* _YOUR INSTRUCTIONS_:
Copy the data word for word, keeping every line.

* _AVAILABLE RECORDS_:
· · · ·
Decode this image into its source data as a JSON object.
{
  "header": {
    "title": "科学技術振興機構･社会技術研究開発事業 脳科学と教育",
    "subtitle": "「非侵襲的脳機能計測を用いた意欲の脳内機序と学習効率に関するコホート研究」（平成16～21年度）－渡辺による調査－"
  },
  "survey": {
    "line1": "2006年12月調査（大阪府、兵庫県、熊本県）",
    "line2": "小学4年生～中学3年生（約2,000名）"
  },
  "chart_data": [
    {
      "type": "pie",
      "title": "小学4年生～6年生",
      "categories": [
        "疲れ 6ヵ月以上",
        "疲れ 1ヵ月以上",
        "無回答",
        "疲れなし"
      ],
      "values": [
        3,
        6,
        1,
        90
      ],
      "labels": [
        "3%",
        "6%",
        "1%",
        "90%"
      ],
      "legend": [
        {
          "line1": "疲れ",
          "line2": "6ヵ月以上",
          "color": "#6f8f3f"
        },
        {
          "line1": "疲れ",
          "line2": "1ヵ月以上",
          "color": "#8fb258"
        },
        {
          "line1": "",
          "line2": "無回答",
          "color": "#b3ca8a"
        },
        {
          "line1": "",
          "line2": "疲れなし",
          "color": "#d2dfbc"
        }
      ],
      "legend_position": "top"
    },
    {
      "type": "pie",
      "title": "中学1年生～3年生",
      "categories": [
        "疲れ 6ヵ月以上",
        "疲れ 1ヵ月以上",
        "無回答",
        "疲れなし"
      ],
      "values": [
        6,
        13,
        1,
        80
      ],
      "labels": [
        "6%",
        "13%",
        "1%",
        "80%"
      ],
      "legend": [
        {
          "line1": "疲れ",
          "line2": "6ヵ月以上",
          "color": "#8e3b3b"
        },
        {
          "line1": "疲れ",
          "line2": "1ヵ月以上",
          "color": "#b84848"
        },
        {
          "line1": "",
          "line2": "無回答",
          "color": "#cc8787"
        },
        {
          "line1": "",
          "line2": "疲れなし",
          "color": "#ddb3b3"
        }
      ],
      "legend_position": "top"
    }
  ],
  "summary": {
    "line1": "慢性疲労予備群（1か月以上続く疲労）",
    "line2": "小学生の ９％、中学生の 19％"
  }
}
· · · ·
* _RESPONSE TO THIS TASK_:
Decode this image into its source data as a JSON object.
{
  "header": {
    "title": "科学技術振興機構･社会技術研究開発事業 脳科学と教育",
    "subtitle": "「非侵襲的脳機能計測を用いた意欲の脳内機序と学習効率に関するコホート研究」（平成16～21年度）－渡辺による調査－"
  },
  "survey": {
    "line1": "2006年12月調査（大阪府、兵庫県、熊本県）",
    "line2": "小学4年生～中学3年生（約2,000名）"
  },
  "chart_data": [
    {
      "type": "pie",
      "title": "小学4年生～6年生",
      "categories": [
        "疲れ 6ヵ月以上",
        "疲れ 1ヵ月以上",
        "無回答",
        "疲れなし"
      ],
      "values": [
        3,
        6,
        1,
        90
      ],
      "labels": [
        "3%",
        "6%",
        "1%",
        "90%"
      ],
      "legend": [
        {
          "line1": "疲れ",
          "line2": "6ヵ月以上",
          "color": "#6f8f3f"
        },
        {
          "line1": "疲れ",
          "line2": "1ヵ月以上",
          "color": "#8fb258"
        },
        {
          "line1": "",
          "line2": "無回答",
          "color": "#b3ca8a"
        },
        {
          "line1": "",
          "line2": "疲れなし",
          "color": "#d2dfbc"
        }
      ],
      "legend_position": "top"
    },
    {
      "type": "pie",
      "title": "中学1年生～3年生",
      "categories": [
        "疲れ 6ヵ月以上",
        "疲れ 1ヵ月以上",
        "無回答",
        "疲れなし"
      ],
      "values": [
        6,
        13,
        1,
        80
      ],
      "labels": [
        "6%",
        "13%",
        "1%",
        "80%"
      ],
      "legend": [
        {
          "line1": "疲れ",
          "line2": "6ヵ月以上",
          "color": "#8e3b3b"
        },
        {
          "line1": "疲れ",
          "line2": "1ヵ月以上",
          "color": "#b84848"
        },
        {
          "line1": "",
          "line2": "無回答",
          "color": "#cc8787"
        },
        {
          "line1": "",
          "line2": "疲れなし",
          "color": "#ddb3b3"
        }
      ],
      "legend_position": "top"
    }
  ],
  "summary": {
    "line1": "慢性疲労予備群（1か月以上続く疲労）",
    "line2": "小学生の ９％、中学生の 19％"
  }
}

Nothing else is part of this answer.